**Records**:

- - -

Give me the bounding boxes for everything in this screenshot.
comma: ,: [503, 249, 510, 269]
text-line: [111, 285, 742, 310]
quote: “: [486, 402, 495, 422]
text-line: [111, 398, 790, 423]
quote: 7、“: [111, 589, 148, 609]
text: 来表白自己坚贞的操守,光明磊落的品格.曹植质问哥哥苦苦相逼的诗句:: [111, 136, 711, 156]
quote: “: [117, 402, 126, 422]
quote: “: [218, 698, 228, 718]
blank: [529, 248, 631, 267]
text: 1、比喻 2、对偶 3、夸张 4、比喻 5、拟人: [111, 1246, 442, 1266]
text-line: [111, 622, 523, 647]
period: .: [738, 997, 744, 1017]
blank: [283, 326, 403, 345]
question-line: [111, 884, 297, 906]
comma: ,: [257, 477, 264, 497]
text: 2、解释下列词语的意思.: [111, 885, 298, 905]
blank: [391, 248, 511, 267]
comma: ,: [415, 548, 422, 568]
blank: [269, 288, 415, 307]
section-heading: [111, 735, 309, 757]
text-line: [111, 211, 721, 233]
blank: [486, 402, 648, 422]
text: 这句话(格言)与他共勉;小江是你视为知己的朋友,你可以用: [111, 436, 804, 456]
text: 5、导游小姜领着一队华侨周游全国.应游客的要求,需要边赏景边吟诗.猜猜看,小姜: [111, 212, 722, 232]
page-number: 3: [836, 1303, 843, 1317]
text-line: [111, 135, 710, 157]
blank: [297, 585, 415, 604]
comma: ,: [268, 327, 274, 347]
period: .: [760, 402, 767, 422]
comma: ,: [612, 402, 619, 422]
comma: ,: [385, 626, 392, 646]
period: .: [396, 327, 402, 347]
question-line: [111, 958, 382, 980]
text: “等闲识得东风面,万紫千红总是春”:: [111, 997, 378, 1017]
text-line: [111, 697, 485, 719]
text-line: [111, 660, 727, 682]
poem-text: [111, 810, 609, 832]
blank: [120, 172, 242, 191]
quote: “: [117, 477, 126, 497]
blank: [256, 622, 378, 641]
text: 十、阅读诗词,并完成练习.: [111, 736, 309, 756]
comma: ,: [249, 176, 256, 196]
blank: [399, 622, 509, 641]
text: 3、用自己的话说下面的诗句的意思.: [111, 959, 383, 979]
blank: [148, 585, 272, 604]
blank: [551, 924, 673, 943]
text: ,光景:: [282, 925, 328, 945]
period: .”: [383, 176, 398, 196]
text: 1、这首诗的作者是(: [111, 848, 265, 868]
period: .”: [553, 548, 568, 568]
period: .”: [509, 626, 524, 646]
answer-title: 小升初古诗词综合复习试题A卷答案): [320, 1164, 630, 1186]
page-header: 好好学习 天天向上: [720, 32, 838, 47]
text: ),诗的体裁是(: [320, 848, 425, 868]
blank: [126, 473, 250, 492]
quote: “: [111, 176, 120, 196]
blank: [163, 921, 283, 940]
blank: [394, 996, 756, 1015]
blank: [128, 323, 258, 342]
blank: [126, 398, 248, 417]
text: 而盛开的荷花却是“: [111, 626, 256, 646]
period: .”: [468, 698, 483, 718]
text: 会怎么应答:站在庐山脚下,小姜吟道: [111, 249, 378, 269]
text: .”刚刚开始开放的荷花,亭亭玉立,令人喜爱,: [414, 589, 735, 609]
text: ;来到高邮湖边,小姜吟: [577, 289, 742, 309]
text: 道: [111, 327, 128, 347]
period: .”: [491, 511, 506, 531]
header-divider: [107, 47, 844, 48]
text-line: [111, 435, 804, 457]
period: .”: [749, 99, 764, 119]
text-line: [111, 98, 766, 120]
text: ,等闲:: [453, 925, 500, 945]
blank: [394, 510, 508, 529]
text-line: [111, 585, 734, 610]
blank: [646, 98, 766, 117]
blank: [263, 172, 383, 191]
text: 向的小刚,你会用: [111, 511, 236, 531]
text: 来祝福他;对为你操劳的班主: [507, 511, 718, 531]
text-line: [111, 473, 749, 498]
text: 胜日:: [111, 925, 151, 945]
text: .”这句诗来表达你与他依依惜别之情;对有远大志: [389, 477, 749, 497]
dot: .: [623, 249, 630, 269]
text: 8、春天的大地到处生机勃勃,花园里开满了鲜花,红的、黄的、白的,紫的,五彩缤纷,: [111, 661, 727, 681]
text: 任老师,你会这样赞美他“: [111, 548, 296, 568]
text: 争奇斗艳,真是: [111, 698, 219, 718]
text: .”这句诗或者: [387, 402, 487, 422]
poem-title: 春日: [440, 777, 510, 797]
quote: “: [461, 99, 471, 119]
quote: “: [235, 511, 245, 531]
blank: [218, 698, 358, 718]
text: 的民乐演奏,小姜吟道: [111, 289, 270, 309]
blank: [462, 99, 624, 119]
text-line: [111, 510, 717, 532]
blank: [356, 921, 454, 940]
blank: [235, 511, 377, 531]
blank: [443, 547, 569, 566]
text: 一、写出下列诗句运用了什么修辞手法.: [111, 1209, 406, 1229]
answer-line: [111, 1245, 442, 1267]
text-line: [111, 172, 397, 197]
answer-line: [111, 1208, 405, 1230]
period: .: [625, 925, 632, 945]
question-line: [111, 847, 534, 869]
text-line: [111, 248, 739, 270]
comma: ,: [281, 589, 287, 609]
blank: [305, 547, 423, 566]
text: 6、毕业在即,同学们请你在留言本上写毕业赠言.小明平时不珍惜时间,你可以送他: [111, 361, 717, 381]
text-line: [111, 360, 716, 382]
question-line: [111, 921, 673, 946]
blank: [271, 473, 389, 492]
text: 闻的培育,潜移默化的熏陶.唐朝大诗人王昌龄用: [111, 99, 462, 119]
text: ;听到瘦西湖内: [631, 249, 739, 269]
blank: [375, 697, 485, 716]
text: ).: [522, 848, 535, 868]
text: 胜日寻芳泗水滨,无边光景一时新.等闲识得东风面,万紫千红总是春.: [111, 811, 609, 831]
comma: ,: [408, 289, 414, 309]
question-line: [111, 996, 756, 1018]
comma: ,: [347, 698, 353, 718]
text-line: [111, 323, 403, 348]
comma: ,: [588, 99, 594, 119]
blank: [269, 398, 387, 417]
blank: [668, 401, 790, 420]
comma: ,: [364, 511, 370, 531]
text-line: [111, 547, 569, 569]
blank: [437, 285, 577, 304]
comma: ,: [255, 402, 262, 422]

- - -

Copy out every line of the material above without changing a single character.

Give me the bounding boxes for everything in this screenshot.
comma: ,: [503, 249, 510, 269]
text-line: [111, 285, 742, 310]
quote: “: [486, 402, 495, 422]
text-line: [111, 398, 790, 423]
quote: 7、“: [111, 589, 148, 609]
text: 来表白自己坚贞的操守,光明磊落的品格.曹植质问哥哥苦苦相逼的诗句:: [111, 136, 711, 156]
quote: “: [117, 402, 126, 422]
quote: “: [218, 698, 228, 718]
blank: [529, 248, 631, 267]
text: 1、比喻 2、对偶 3、夸张 4、比喻 5、拟人: [111, 1246, 442, 1266]
text-line: [111, 622, 523, 647]
period: .: [738, 997, 744, 1017]
blank: [283, 326, 403, 345]
question-line: [111, 884, 297, 906]
comma: ,: [257, 477, 264, 497]
text: 2、解释下列词语的意思.: [111, 885, 298, 905]
blank: [391, 248, 511, 267]
comma: ,: [415, 548, 422, 568]
blank: [269, 288, 415, 307]
section-heading: [111, 735, 309, 757]
text-line: [111, 211, 721, 233]
blank: [486, 402, 648, 422]
text: 这句话(格言)与他共勉;小江是你视为知己的朋友,你可以用: [111, 436, 804, 456]
text: 5、导游小姜领着一队华侨周游全国.应游客的要求,需要边赏景边吟诗.猜猜看,小姜: [111, 212, 722, 232]
page-number: 3: [836, 1303, 843, 1317]
text-line: [111, 135, 710, 157]
blank: [297, 585, 415, 604]
comma: ,: [268, 327, 274, 347]
period: .: [760, 402, 767, 422]
comma: ,: [612, 402, 619, 422]
comma: ,: [385, 626, 392, 646]
period: .: [396, 327, 402, 347]
question-line: [111, 958, 382, 980]
text: “等闲识得东风面,万紫千红总是春”:: [111, 997, 378, 1017]
text-line: [111, 697, 485, 719]
text-line: [111, 660, 727, 682]
poem-text: [111, 810, 609, 832]
blank: [120, 172, 242, 191]
quote: “: [117, 477, 126, 497]
blank: [256, 622, 378, 641]
text: 十、阅读诗词,并完成练习.: [111, 736, 309, 756]
comma: ,: [249, 176, 256, 196]
blank: [399, 622, 509, 641]
text: 3、用自己的话说下面的诗句的意思.: [111, 959, 383, 979]
blank: [148, 585, 272, 604]
blank: [551, 924, 673, 943]
text: ,光景:: [282, 925, 328, 945]
period: .”: [383, 176, 398, 196]
text: 1、这首诗的作者是(: [111, 848, 265, 868]
period: .”: [553, 548, 568, 568]
period: .”: [509, 626, 524, 646]
answer-title: 小升初古诗词综合复习试题A卷答案): [320, 1164, 630, 1186]
page-header: 好好学习 天天向上: [720, 32, 838, 47]
text: ),诗的体裁是(: [320, 848, 425, 868]
blank: [126, 473, 250, 492]
quote: “: [111, 176, 120, 196]
blank: [163, 921, 283, 940]
blank: [394, 996, 756, 1015]
blank: [128, 323, 258, 342]
blank: [126, 398, 248, 417]
text: 而盛开的荷花却是“: [111, 626, 256, 646]
period: .”: [468, 698, 483, 718]
text: 会怎么应答:站在庐山脚下,小姜吟道: [111, 249, 378, 269]
text: .”刚刚开始开放的荷花,亭亭玉立,令人喜爱,: [414, 589, 735, 609]
text: ;来到高邮湖边,小姜吟: [577, 289, 742, 309]
text: 道: [111, 327, 128, 347]
period: .”: [491, 511, 506, 531]
header-divider: [107, 47, 844, 48]
text-line: [111, 435, 804, 457]
period: .”: [749, 99, 764, 119]
text-line: [111, 98, 766, 120]
text: ,等闲:: [453, 925, 500, 945]
blank: [394, 510, 508, 529]
text-line: [111, 585, 734, 610]
blank: [646, 98, 766, 117]
blank: [263, 172, 383, 191]
text: 向的小刚,你会用: [111, 511, 236, 531]
text: 来祝福他;对为你操劳的班主: [507, 511, 718, 531]
text-line: [111, 473, 749, 498]
text: 胜日:: [111, 925, 151, 945]
text: .”这句诗来表达你与他依依惜别之情;对有远大志: [389, 477, 749, 497]
dot: .: [623, 249, 630, 269]
text: 8、春天的大地到处生机勃勃,花园里开满了鲜花,红的、黄的、白的,紫的,五彩缤纷,: [111, 661, 727, 681]
text: 任老师,你会这样赞美他“: [111, 548, 296, 568]
text: 争奇斗艳,真是: [111, 698, 219, 718]
text: .”这句诗或者: [387, 402, 487, 422]
poem-title: 春日: [440, 777, 510, 797]
quote: “: [461, 99, 471, 119]
quote: “: [235, 511, 245, 531]
blank: [218, 698, 358, 718]
text: 的民乐演奏,小姜吟道: [111, 289, 270, 309]
blank: [462, 99, 624, 119]
text-line: [111, 510, 717, 532]
blank: [356, 921, 454, 940]
blank: [235, 511, 377, 531]
blank: [443, 547, 569, 566]
text: 一、写出下列诗句运用了什么修辞手法.: [111, 1209, 406, 1229]
answer-line: [111, 1245, 442, 1267]
text-line: [111, 172, 397, 197]
answer-line: [111, 1208, 405, 1230]
period: .: [625, 925, 632, 945]
question-line: [111, 847, 534, 869]
text-line: [111, 248, 739, 270]
comma: ,: [281, 589, 287, 609]
blank: [305, 547, 423, 566]
text: 6、毕业在即,同学们请你在留言本上写毕业赠言.小明平时不珍惜时间,你可以送他: [111, 361, 717, 381]
text-line: [111, 360, 716, 382]
question-line: [111, 921, 673, 946]
blank: [271, 473, 389, 492]
text: 闻的培育,潜移默化的熏陶.唐朝大诗人王昌龄用: [111, 99, 462, 119]
text: ;听到瘦西湖内: [631, 249, 739, 269]
blank: [375, 697, 485, 716]
text: ).: [522, 848, 535, 868]
text: 胜日寻芳泗水滨,无边光景一时新.等闲识得东风面,万紫千红总是春.: [111, 811, 609, 831]
comma: ,: [408, 289, 414, 309]
question-line: [111, 996, 756, 1018]
comma: ,: [347, 698, 353, 718]
text-line: [111, 323, 403, 348]
comma: ,: [588, 99, 594, 119]
blank: [269, 398, 387, 417]
blank: [668, 401, 790, 420]
comma: ,: [364, 511, 370, 531]
text-line: [111, 547, 569, 569]
blank: [437, 285, 577, 304]
comma: ,: [255, 402, 262, 422]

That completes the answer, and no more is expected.